▸ WHAT THE TASK REQUIRES
Every line from the one with "Type out the text in this image." through the final line must be written out exactly, and no other line; omit the pictures.

▸ GIVEN RECORDS
▼

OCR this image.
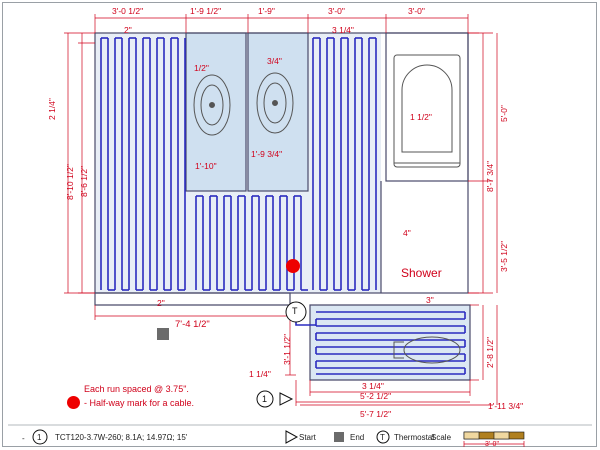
3'-0 1/2"	1'-9 1/2"	1'-9"	3'-0"	3'-0"
8'-10 1/2" 8'-6 1/2"
2 1/4"	5'-0"
8'-7 3/4"
3'-5 1/2"
2'-8 1/2"
1'-11 3/4"
7'-4 1/2"
3 1/4"
5'-2 1/2"
5'-7 1/2"
1 1/4"
3'-1 1/2"
2"	3 1/4"
1/2"
3/4"
1'-10"
1'-9 3/4"
1 1/2"
4"
2"	3"
Shower
T
1
Each run spaced @ 3.75".
- Half-way mark for a cable.
- 1 TCT120-3.7W-260; 8.1A; 14.97Ω; 15'	Start	End T Thermostat
Scale
3'-0"
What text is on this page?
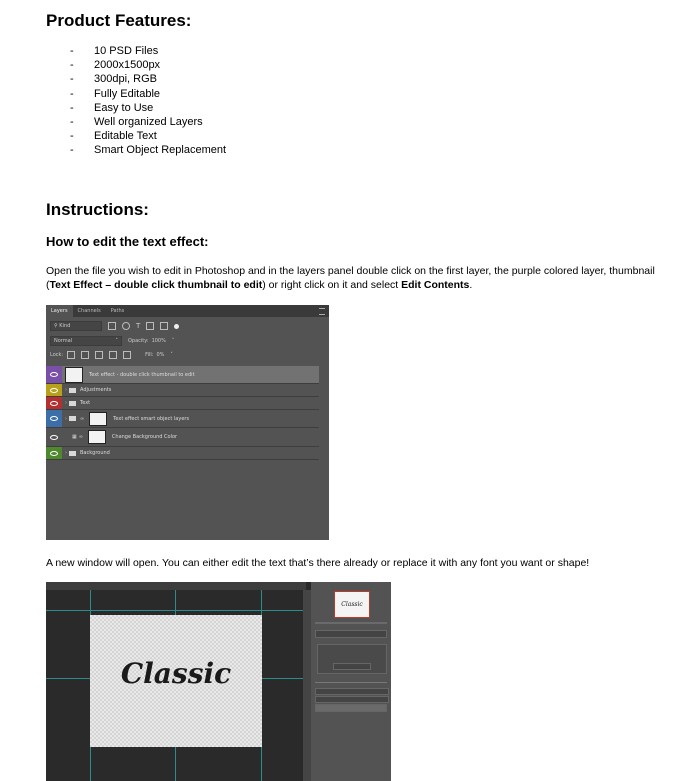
Product Features:
- 10 PSD Files
- 2000x1500px
- 300dpi, RGB
- Fully Editable
- Easy to Use
- Well organized Layers
- Editable Text
- Smart Object Replacement
Instructions:
How to edit the text effect:

Open the file you wish to edit in Photoshop and in the layers panel double click on the first layer, the purple colored layer, thumbnail (Text Effect – double click thumbnail to edit) or right click on it and select Edit Contents.

Layers	Channels	Paths
⚲ Kind	T
Normal	˅ Opacity: 100% ˅
Lock:	Fill: 0% ˅
Text effect - double click thumbnail to edit
›	Adjustments
›	Text
›	∞	Text effect smart object layers
▦ ∞	Change Background Color
›	Background

A new window will open. You can either edit the text that’s there already or replace it with any font you want or shape!

Classic
Classic
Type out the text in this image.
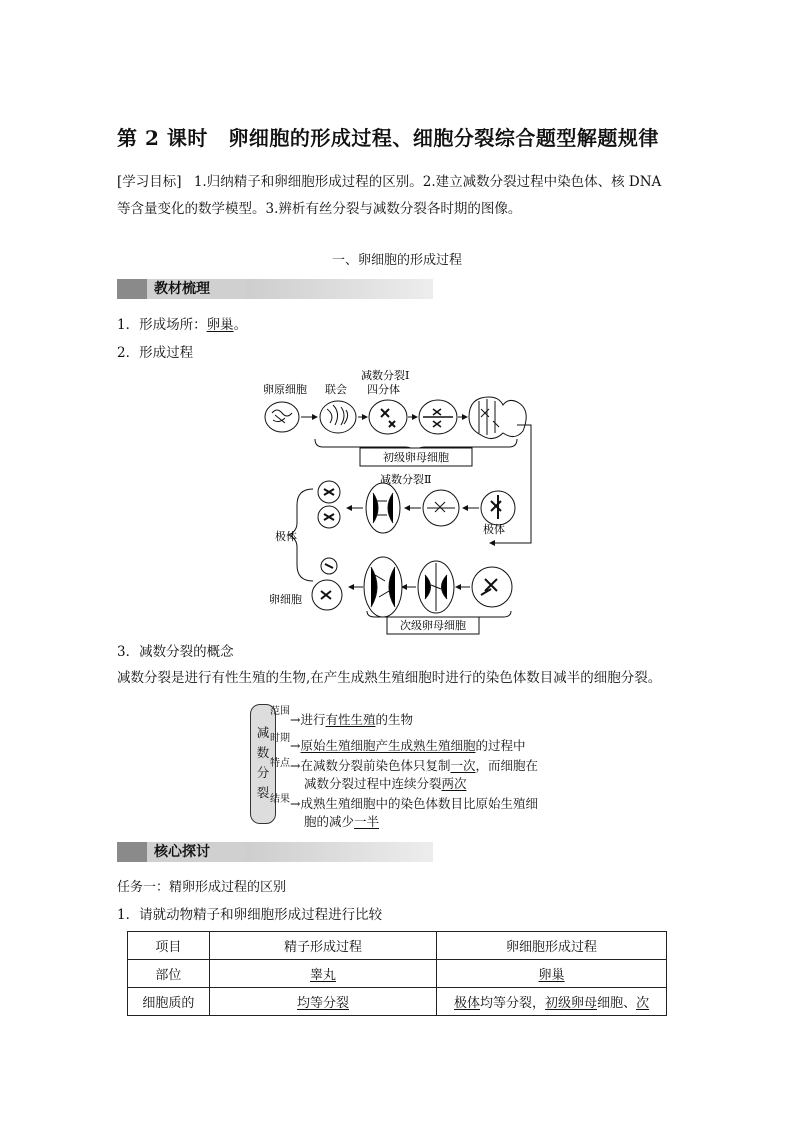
第 2 课时　卵细胞的形成过程、细胞分裂综合题型解题规律
[学习目标] 1.归纳精子和卵细胞形成过程的区别。2.建立减数分裂过程中染色体、核 DNA
等含量变化的数学模型。3.辨析有丝分裂与减数分裂各时期的图像。
一、卵细胞的形成过程
教材梳理
1．形成场所：卵巢。
2．形成过程
卵原细胞 联会
减数分裂Ⅰ
四分体
初级卵母细胞
减数分裂Ⅱ
极体
极体
卵细胞
次级卵母细胞
3．减数分裂的概念
减数分裂是进行有性生殖的生物,在产生成熟生殖细胞时进行的染色体数目减半的细胞分裂。
减
数
分
裂
范围
→进行有性生殖的生物
时期 →原始生殖细胞产生成熟生殖细胞的过程中
特点 →在减数分裂前染色体只复制一次，而细胞在
减数分裂过程中连续分裂两次
结果 →成熟生殖细胞中的染色体数目比原始生殖细
胞的减少一半
核心探讨
任务一：精卵形成过程的区别
1．请就动物精子和卵细胞形成过程进行比较
项目	精子形成过程	卵细胞形成过程
部位	睾丸	卵巢
细胞质的	均等分裂	极体均等分裂，初级卵母细胞、次
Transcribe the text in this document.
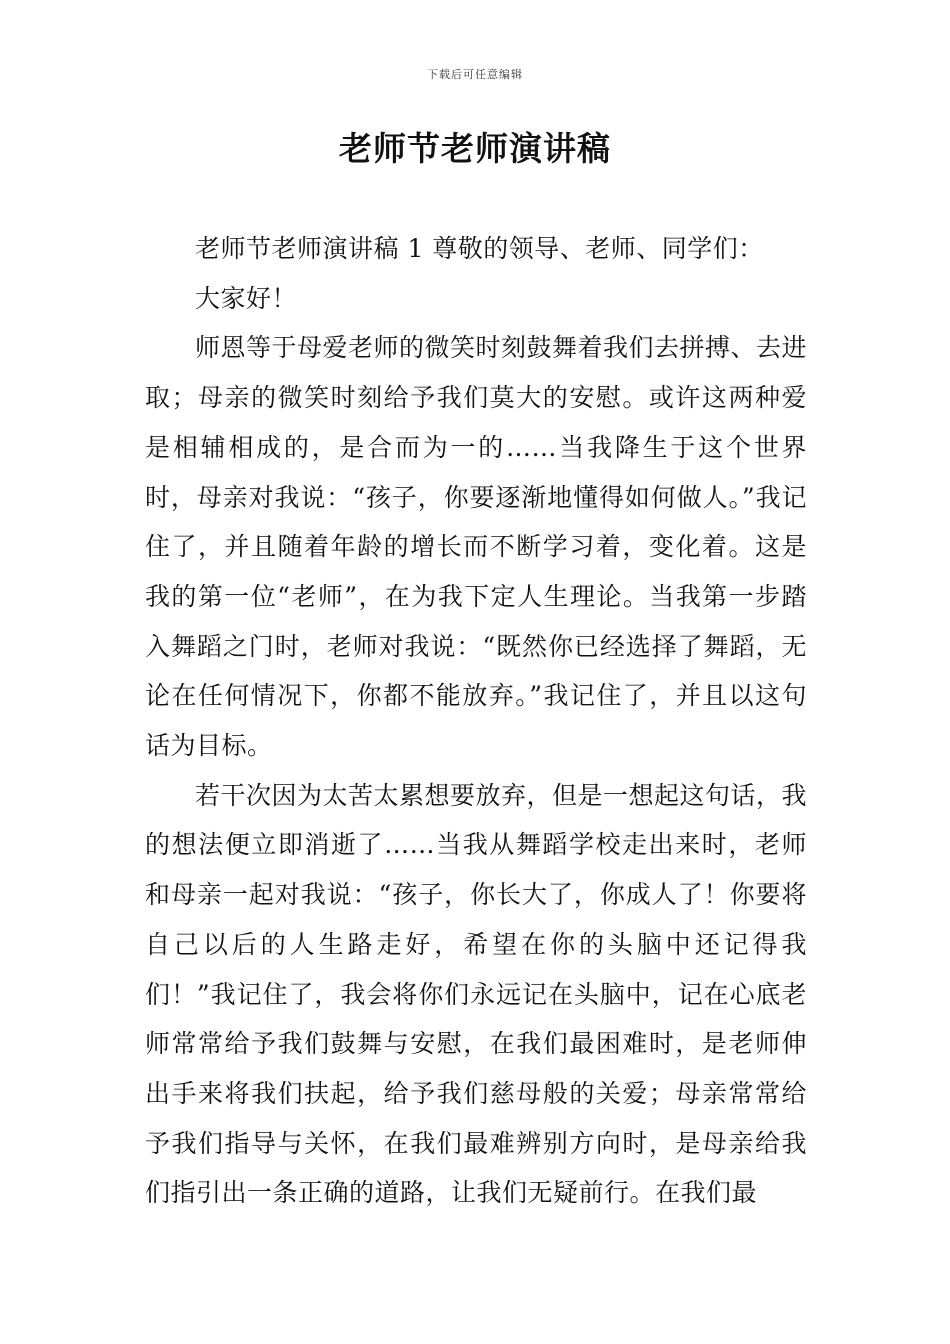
下载后可任意编辑
老师节老师演讲稿

老师节老师演讲稿 1 尊敬的领导、老师、同学们：

大家好！

师恩等于母爱老师的微笑时刻鼓舞着我们去拼搏、去进取；母亲的微笑时刻给予我们莫大的安慰。或许这两种爱是相辅相成的，是合而为一的……当我降生于这个世界时，母亲对我说：“孩子，你要逐渐地懂得如何做人。”我记住了，并且随着年龄的增长而不断学习着，变化着。这是我的第一位“老师”，在为我下定人生理论。当我第一步踏入舞蹈之门时，老师对我说：“既然你已经选择了舞蹈，无论在任何情况下，你都不能放弃。”我记住了，并且以这句话为目标。

若干次因为太苦太累想要放弃，但是一想起这句话，我的想法便立即消逝了……当我从舞蹈学校走出来时，老师和母亲一起对我说：“孩子，你长大了，你成人了！你要将自己以后的人生路走好，希望在你的头脑中还记得我们！”我记住了，我会将你们永远记在头脑中，记在心底老师常常给予我们鼓舞与安慰，在我们最困难时，是老师伸出手来将我们扶起，给予我们慈母般的关爱；母亲常常给予我们指导与关怀，在我们最难辨别方向时，是母亲给我们指引出一条正确的道路，让我们无疑前行。在我们最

▲

▸ RESPONSE FOR THIS EXERCISE
Type out the text in this image.
第 2 课时　卵细胞的形成过程、细胞分裂综合题型解题规律
[学习目标] 1.归纳精子和卵细胞形成过程的区别。2.建立减数分裂过程中染色体、核 DNA
等含量变化的数学模型。3.辨析有丝分裂与减数分裂各时期的图像。
一、卵细胞的形成过程
教材梳理
1．形成场所：卵巢。
2．形成过程
卵原细胞 联会
减数分裂Ⅰ
四分体
初级卵母细胞
减数分裂Ⅱ
极体
极体
卵细胞
次级卵母细胞
3．减数分裂的概念
减数分裂是进行有性生殖的生物,在产生成熟生殖细胞时进行的染色体数目减半的细胞分裂。
减
数
分
裂
范围
→进行有性生殖的生物
时期 →原始生殖细胞产生成熟生殖细胞的过程中
特点 →在减数分裂前染色体只复制一次，而细胞在
减数分裂过程中连续分裂两次
结果 →成熟生殖细胞中的染色体数目比原始生殖细
胞的减少一半
核心探讨
任务一：精卵形成过程的区别
1．请就动物精子和卵细胞形成过程进行比较
项目	精子形成过程	卵细胞形成过程
部位	睾丸	卵巢
细胞质的	均等分裂	极体均等分裂，初级卵母细胞、次
Transcribe the text in this document.
下载后可任意编辑
老师节老师演讲稿

老师节老师演讲稿 1 尊敬的领导、老师、同学们：

大家好！

师恩等于母爱老师的微笑时刻鼓舞着我们去拼搏、去进取；母亲的微笑时刻给予我们莫大的安慰。或许这两种爱是相辅相成的，是合而为一的……当我降生于这个世界时，母亲对我说：“孩子，你要逐渐地懂得如何做人。”我记住了，并且随着年龄的增长而不断学习着，变化着。这是我的第一位“老师”，在为我下定人生理论。当我第一步踏入舞蹈之门时，老师对我说：“既然你已经选择了舞蹈，无论在任何情况下，你都不能放弃。”我记住了，并且以这句话为目标。

若干次因为太苦太累想要放弃，但是一想起这句话，我的想法便立即消逝了……当我从舞蹈学校走出来时，老师和母亲一起对我说：“孩子，你长大了，你成人了！你要将自己以后的人生路走好，希望在你的头脑中还记得我们！”我记住了，我会将你们永远记在头脑中，记在心底老师常常给予我们鼓舞与安慰，在我们最困难时，是老师伸出手来将我们扶起，给予我们慈母般的关爱；母亲常常给予我们指导与关怀，在我们最难辨别方向时，是母亲给我们指引出一条正确的道路，让我们无疑前行。在我们最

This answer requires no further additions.